— Start of Page —

Okay, let me think about what you said now.


----------



## tedoro (May 18, 2020)

_I would much rather you wire that electrically that as two strings of 4 in parallel (which could still be physically arranged as one string). 12 strings of 8 would become 24 strings of 4. To run them near full power, but not quite, let's say 250 mA per string. That adds up to 6A._

_So to do it that way would require a supply capable of 48V, 6A, with adjustable current limit._​
I understand this, or I think I do. Let me put it into my words, to make sure I really do.

I put all the LED's into parallel strands of 4 (48vdc, 250ma). I group two of those strands into series, making my 8 LED strand my design requires (48vdc, 500ma), then put all of those groups in series.... 12 times (48VDC 6000ma)

Is that correct? This seems great!


----------



## tedoro (May 18, 2020)

What would I search for when seeking the unit?

this looks close:

https://www.amazon.com/dp/B005T6K78K/?tag=cpf0b6-20


----------



## tedoro (May 18, 2020)

I think I found one!!! A little spendy, but it looks right.

https://www.amazon.com/dp/B06XFJB28D/?tag=cpf0b6-20



MEAN WELL HLG-320H-48A constant voltage and constant current LED power supply
Full range AC input: 90~305Vac
Operating case temperature: -40~+90°C
UL8750 type HL LED power supply
Meet 4kV surge immunity level (IEC61000-4-5)

— End of Page —

Tasks to complete:
[1] Output the part of the forum thread that starts with "https://www.amazon.com/dp/B06XFJB28D/?tag=cpf0b6-20" and goes on through "immunity level (IEC61000-4-5)", copied word for word.
[2] Extract every line of the records that contains the string "平台概况", matching case.

— Start of Records supplied —

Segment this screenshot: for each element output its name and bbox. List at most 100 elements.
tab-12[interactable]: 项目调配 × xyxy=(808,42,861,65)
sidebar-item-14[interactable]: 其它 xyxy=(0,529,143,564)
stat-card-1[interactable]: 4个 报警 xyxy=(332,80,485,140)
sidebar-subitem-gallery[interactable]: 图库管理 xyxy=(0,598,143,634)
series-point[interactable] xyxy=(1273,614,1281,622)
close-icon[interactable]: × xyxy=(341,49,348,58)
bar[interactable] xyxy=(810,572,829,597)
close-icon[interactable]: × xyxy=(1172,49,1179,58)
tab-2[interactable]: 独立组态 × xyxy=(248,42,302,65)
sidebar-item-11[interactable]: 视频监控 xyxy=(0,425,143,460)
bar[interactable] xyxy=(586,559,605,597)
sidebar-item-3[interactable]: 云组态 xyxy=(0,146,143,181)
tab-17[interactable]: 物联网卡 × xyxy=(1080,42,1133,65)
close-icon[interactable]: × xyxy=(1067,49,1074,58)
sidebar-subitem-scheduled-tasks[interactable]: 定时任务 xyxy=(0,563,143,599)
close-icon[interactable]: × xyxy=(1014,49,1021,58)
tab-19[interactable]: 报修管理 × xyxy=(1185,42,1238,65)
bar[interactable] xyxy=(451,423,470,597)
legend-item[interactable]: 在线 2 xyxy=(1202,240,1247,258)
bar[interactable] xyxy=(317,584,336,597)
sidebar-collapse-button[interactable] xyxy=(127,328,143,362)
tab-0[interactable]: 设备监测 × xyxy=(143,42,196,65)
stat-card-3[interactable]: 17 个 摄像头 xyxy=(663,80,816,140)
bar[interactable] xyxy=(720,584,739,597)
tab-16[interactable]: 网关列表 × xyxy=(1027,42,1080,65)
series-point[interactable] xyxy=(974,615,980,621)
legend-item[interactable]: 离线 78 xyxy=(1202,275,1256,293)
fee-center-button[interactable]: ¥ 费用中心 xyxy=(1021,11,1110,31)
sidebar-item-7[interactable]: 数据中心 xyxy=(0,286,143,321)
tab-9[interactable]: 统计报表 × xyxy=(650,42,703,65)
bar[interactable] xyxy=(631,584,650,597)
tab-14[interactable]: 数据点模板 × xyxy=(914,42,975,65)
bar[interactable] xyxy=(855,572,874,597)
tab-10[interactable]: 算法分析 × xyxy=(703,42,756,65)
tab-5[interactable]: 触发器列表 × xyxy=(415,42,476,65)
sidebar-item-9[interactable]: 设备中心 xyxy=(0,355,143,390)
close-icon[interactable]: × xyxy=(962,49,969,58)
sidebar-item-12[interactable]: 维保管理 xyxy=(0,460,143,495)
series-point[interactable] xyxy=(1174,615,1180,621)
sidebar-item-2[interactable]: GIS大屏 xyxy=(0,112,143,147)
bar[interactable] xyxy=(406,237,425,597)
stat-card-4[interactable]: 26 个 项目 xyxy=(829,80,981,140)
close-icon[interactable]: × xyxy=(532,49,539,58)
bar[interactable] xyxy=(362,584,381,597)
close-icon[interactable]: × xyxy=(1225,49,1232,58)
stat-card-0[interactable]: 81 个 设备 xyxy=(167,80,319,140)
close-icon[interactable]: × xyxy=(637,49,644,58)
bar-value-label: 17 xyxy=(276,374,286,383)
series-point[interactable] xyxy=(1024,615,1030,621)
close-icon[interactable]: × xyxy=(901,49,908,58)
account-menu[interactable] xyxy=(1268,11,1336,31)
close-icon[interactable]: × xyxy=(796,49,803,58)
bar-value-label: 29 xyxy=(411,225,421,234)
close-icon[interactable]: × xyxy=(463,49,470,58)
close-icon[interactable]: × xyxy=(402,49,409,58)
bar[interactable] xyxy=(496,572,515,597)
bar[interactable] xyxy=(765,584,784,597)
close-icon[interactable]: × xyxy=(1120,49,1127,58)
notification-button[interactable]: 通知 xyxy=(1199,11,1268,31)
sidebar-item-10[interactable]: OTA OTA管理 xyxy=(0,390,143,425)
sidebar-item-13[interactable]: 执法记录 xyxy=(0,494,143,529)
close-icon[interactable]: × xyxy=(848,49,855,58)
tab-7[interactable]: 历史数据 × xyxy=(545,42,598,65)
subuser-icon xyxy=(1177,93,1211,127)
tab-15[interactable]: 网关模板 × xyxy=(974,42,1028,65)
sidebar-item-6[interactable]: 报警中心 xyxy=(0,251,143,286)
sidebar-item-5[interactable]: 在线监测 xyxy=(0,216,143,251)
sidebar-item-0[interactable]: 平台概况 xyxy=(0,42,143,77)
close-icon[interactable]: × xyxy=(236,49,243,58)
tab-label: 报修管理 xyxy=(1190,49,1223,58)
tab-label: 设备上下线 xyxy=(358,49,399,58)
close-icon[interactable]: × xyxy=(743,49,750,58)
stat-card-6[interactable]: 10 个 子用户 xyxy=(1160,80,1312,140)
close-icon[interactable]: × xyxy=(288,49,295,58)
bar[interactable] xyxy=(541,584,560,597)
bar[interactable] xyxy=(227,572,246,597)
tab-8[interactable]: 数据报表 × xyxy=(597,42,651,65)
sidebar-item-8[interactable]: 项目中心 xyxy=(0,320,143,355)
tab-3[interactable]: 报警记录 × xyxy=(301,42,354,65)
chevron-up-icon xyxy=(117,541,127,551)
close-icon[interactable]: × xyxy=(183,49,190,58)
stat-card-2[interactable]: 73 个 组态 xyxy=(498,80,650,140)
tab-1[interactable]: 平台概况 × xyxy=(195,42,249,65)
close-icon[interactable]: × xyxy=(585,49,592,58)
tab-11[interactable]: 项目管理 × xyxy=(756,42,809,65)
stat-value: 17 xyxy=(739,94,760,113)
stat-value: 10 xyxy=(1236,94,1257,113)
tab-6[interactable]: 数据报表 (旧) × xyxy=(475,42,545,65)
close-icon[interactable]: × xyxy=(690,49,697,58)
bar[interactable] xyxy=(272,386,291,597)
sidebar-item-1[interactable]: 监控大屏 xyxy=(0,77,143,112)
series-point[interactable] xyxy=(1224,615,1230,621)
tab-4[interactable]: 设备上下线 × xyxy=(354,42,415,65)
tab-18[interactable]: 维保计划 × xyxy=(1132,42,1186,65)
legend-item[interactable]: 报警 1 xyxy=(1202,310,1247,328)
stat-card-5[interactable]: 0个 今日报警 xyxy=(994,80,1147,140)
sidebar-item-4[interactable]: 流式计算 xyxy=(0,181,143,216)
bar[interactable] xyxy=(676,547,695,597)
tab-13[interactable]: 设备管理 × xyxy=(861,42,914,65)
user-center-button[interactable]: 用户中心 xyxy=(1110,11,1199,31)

— End of Records supplied —

Responses for each task:
[1]
https://www.amazon.com/dp/B06XFJB28D/?tag=cpf0b6-20



MEAN WELL HLG-320H-48A constant voltage and constant current LED power supply
Full range AC input: 90~305Vac
Operating case temperature: -40~+90°C
UL8750 type HL LED power supply
Meet 4kV surge immunity level (IEC61000-4-5)

[2]
sidebar-item-0[interactable]: 平台概况 xyxy=(0,42,143,77)
tab-1[interactable]: 平台概况 × xyxy=(195,42,249,65)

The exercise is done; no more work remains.